Pictures aside, write out every record exactly as it appears.

Start of DATASET RECORDS

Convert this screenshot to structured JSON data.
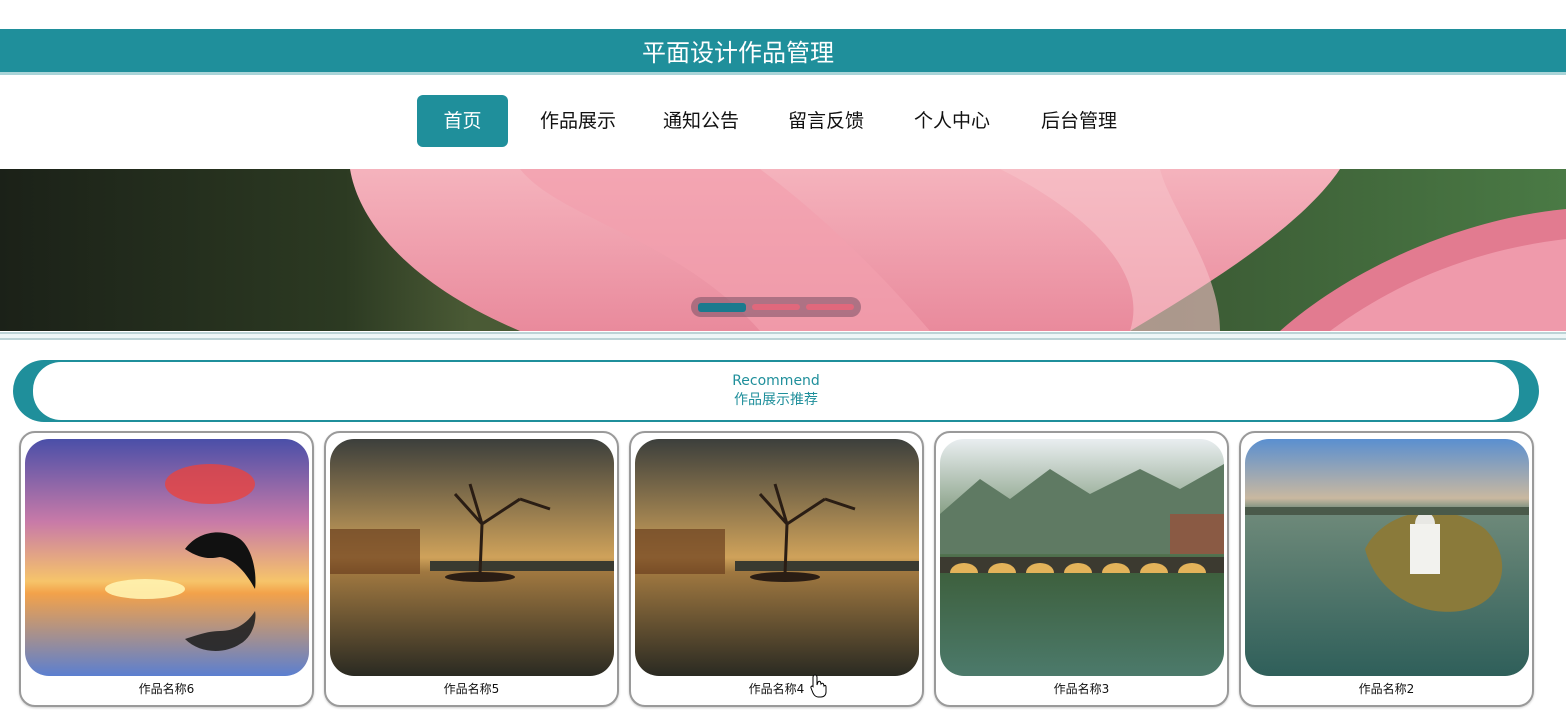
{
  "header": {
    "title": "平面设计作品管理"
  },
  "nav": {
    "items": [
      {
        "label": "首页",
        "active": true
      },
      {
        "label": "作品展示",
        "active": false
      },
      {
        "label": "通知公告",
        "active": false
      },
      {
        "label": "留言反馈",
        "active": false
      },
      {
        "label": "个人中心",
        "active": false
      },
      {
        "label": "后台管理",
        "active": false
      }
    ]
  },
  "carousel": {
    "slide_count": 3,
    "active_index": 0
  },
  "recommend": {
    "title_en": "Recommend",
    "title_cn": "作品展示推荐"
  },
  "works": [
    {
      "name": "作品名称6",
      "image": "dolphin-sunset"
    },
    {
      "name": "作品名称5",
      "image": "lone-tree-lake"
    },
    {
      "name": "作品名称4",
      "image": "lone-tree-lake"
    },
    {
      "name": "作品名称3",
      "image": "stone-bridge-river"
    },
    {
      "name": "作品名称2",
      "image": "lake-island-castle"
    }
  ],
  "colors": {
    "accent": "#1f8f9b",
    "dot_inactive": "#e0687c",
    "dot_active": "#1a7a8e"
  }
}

End of DATASET RECORDS

--- EXERCISE RESULT ---
Convert this screenshot to structured JSON data.
{
  "header": {
    "title": "平面设计作品管理"
  },
  "nav": {
    "items": [
      {
        "label": "首页",
        "active": true
      },
      {
        "label": "作品展示",
        "active": false
      },
      {
        "label": "通知公告",
        "active": false
      },
      {
        "label": "留言反馈",
        "active": false
      },
      {
        "label": "个人中心",
        "active": false
      },
      {
        "label": "后台管理",
        "active": false
      }
    ]
  },
  "carousel": {
    "slide_count": 3,
    "active_index": 0
  },
  "recommend": {
    "title_en": "Recommend",
    "title_cn": "作品展示推荐"
  },
  "works": [
    {
      "name": "作品名称6",
      "image": "dolphin-sunset"
    },
    {
      "name": "作品名称5",
      "image": "lone-tree-lake"
    },
    {
      "name": "作品名称4",
      "image": "lone-tree-lake"
    },
    {
      "name": "作品名称3",
      "image": "stone-bridge-river"
    },
    {
      "name": "作品名称2",
      "image": "lake-island-castle"
    }
  ],
  "colors": {
    "accent": "#1f8f9b",
    "dot_inactive": "#e0687c",
    "dot_active": "#1a7a8e"
  }
}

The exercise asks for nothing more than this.